(Exercise instructions)
Extract all lines in the data that contain the word "Consumption".

(Provided entries)
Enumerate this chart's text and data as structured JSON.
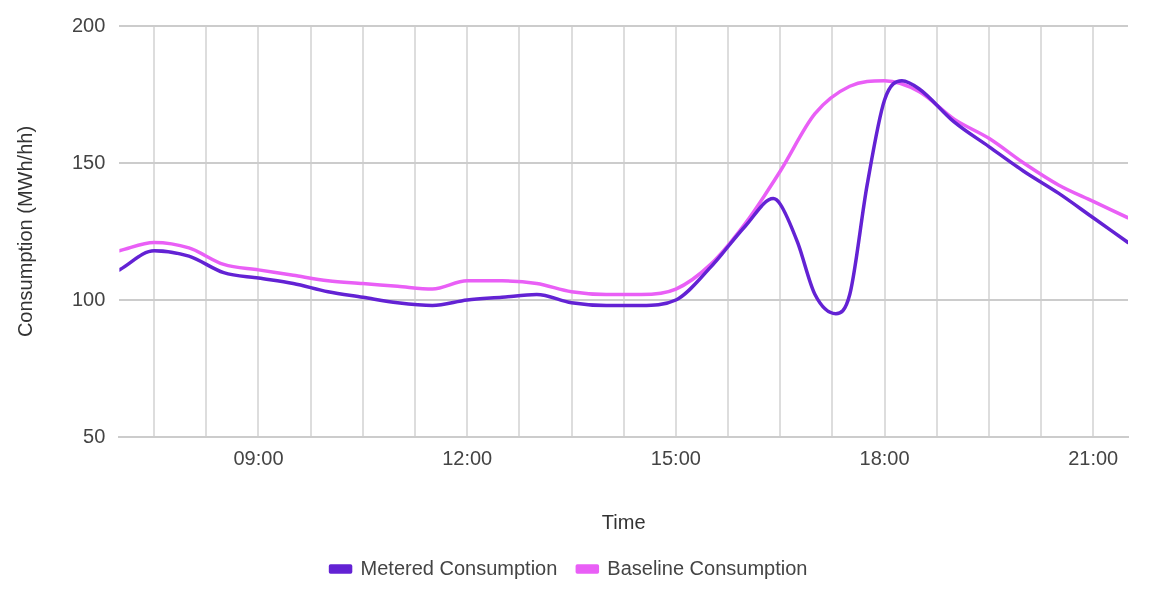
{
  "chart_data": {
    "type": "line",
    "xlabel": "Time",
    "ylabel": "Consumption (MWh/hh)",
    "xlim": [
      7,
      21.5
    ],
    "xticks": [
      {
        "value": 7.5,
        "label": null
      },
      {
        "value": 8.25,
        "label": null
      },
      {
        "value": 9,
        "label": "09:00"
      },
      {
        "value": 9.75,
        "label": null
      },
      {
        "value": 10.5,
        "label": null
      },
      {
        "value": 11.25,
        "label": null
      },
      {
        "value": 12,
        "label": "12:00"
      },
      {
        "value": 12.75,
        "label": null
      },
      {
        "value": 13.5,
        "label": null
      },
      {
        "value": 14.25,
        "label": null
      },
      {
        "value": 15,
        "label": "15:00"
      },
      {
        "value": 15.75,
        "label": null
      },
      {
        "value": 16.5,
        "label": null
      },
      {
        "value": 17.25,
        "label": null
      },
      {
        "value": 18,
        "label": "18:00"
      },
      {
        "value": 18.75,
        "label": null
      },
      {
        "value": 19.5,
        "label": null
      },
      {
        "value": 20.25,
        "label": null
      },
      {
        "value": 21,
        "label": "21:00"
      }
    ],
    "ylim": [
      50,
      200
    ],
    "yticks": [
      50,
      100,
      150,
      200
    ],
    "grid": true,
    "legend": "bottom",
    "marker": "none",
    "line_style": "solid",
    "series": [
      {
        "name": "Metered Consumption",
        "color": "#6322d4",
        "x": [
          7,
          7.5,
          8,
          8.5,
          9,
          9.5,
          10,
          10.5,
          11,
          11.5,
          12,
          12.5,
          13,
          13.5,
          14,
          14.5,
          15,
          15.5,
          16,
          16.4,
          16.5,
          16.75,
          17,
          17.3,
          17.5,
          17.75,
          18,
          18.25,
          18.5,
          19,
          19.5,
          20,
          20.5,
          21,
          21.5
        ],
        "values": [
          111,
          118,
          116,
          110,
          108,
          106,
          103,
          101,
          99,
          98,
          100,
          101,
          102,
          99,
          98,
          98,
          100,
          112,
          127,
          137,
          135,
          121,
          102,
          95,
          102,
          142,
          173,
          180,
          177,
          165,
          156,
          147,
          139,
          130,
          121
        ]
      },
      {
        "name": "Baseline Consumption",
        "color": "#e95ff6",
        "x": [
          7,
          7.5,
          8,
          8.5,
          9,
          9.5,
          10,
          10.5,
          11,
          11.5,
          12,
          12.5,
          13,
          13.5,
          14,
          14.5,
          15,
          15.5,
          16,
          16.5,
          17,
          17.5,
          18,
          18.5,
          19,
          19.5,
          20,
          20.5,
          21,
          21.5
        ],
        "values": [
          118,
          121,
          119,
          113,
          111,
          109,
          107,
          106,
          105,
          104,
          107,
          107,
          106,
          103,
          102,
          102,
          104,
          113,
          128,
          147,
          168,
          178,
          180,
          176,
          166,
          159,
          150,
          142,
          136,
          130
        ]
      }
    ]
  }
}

(Result)
    "ylabel": "Consumption (MWh/hh)",
        "name": "Metered Consumption",
        "name": "Baseline Consumption",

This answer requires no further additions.